[Dataset excerpt]
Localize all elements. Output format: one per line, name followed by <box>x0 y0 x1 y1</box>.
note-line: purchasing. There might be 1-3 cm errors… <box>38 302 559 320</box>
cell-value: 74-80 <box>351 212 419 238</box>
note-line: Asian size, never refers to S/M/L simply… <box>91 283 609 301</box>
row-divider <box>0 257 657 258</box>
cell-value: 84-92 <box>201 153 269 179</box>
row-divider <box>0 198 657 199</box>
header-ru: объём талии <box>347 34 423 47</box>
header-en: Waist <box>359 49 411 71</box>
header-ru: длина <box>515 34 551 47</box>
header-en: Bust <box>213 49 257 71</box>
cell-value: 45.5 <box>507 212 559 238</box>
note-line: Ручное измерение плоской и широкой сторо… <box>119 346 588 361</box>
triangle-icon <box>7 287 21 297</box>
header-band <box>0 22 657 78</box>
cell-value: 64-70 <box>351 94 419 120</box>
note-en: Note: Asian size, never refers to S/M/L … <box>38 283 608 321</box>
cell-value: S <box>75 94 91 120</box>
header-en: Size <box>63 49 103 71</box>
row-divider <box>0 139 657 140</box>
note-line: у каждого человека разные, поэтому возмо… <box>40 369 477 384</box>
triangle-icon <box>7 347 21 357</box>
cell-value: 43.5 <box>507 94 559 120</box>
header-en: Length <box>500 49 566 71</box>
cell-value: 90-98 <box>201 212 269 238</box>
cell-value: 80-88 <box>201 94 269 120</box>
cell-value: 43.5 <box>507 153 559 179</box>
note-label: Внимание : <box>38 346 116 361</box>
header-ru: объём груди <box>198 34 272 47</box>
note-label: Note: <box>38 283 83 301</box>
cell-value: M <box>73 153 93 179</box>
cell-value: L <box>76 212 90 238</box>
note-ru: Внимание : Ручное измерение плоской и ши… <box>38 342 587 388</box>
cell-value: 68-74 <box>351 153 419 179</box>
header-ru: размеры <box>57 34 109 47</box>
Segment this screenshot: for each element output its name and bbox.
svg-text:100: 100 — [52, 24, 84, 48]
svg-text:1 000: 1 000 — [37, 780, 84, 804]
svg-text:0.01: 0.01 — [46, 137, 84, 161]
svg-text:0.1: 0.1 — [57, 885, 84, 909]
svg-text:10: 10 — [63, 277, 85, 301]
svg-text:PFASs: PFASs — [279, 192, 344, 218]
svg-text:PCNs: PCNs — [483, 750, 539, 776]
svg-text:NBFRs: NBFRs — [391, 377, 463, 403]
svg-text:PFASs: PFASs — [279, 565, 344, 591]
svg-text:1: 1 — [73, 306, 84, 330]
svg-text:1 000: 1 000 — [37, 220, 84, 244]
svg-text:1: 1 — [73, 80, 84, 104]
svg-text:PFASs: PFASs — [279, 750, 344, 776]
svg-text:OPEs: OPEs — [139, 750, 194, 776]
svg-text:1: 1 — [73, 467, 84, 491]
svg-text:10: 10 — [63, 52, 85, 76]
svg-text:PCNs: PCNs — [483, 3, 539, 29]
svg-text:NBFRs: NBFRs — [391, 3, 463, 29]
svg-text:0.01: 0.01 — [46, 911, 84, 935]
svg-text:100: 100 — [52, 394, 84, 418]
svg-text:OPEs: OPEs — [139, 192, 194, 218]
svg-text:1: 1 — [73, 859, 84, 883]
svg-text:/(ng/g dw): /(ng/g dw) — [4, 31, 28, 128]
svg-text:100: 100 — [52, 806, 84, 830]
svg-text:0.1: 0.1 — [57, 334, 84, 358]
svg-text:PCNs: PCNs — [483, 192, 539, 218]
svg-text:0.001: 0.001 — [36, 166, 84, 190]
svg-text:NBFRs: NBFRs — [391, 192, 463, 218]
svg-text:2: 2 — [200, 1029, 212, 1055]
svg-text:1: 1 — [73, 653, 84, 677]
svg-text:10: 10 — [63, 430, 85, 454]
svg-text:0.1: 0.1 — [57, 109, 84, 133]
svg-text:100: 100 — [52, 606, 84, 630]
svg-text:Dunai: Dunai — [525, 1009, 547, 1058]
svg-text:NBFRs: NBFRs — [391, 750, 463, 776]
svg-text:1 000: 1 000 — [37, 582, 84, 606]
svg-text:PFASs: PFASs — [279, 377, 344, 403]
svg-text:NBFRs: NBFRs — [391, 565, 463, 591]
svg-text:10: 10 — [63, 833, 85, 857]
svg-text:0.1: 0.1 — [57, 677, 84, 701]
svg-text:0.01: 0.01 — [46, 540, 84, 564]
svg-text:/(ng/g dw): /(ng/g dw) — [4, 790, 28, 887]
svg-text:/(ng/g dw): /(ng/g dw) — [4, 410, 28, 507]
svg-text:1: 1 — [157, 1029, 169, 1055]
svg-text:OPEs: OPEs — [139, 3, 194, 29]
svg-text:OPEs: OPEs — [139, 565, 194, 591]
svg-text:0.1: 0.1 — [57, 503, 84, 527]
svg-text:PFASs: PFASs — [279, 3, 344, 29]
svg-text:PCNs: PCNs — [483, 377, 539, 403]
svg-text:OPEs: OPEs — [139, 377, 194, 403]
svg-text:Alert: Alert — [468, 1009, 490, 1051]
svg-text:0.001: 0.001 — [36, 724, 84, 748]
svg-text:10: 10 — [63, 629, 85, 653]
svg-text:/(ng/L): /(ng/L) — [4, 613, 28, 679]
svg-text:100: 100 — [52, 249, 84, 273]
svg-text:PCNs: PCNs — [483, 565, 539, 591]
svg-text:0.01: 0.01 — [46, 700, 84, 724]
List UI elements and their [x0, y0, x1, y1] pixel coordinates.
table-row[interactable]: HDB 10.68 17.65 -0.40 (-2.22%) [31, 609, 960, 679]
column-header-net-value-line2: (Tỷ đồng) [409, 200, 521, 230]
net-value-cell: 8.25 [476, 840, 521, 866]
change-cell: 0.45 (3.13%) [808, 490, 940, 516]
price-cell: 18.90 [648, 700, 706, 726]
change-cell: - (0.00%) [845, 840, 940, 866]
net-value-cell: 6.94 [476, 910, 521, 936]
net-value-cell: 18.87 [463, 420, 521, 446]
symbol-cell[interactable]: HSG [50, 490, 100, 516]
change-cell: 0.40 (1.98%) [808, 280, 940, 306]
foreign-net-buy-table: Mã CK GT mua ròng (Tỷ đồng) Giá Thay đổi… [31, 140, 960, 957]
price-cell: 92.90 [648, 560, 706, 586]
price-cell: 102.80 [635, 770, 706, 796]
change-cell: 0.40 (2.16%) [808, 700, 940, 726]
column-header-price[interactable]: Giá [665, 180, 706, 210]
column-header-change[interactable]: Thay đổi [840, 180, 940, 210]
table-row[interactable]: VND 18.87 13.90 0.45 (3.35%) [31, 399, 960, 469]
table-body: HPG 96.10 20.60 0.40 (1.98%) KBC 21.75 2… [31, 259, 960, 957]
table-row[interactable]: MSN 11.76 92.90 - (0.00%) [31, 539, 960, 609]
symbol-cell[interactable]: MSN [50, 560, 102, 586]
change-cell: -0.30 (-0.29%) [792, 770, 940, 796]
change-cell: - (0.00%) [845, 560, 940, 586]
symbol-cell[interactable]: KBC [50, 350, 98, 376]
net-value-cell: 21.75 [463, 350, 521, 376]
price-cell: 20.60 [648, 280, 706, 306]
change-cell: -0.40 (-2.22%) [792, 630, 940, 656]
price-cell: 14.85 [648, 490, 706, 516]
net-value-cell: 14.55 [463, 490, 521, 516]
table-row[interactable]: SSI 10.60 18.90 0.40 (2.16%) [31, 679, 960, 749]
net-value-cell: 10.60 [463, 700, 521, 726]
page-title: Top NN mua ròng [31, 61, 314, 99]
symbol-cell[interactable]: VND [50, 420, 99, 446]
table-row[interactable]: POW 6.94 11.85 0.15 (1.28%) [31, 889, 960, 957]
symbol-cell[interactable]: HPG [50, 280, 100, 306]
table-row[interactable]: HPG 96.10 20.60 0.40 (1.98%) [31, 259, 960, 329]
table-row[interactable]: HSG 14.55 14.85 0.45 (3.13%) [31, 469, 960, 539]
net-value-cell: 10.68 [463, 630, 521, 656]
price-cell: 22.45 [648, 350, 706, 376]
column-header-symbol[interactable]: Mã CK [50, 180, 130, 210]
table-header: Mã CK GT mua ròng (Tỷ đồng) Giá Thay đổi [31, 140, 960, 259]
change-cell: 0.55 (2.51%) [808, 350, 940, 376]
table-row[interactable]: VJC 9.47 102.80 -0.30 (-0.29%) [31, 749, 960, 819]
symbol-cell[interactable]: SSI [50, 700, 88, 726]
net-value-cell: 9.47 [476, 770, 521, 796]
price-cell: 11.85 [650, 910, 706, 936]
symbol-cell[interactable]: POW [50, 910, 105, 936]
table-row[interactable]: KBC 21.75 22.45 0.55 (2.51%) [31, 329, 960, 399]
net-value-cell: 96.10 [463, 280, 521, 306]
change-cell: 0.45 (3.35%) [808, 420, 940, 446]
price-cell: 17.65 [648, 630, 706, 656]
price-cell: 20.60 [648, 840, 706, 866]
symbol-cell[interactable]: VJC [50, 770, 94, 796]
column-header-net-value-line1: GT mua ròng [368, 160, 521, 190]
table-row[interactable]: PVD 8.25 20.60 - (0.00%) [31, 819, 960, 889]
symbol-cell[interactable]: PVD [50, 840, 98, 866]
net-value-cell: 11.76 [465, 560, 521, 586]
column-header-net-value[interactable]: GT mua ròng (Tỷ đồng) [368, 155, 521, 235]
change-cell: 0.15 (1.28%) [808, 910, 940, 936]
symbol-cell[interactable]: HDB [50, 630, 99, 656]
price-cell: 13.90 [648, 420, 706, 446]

◆ EXERCISE TASK:
Reproduce the items word for word, beginning with their very first line and stopping after the line that contains "header-ru: объём талии". Include both of those lines.

◆ TASK ANSWER:
Localize all elements. Output format: one per line, name followed by <box>x0 y0 x1 y1</box>.
note-line: purchasing. There might be 1-3 cm errors… <box>38 302 559 320</box>
cell-value: 74-80 <box>351 212 419 238</box>
note-line: Asian size, never refers to S/M/L simply… <box>91 283 609 301</box>
row-divider <box>0 257 657 258</box>
cell-value: 84-92 <box>201 153 269 179</box>
row-divider <box>0 198 657 199</box>
header-ru: объём талии <box>347 34 423 47</box>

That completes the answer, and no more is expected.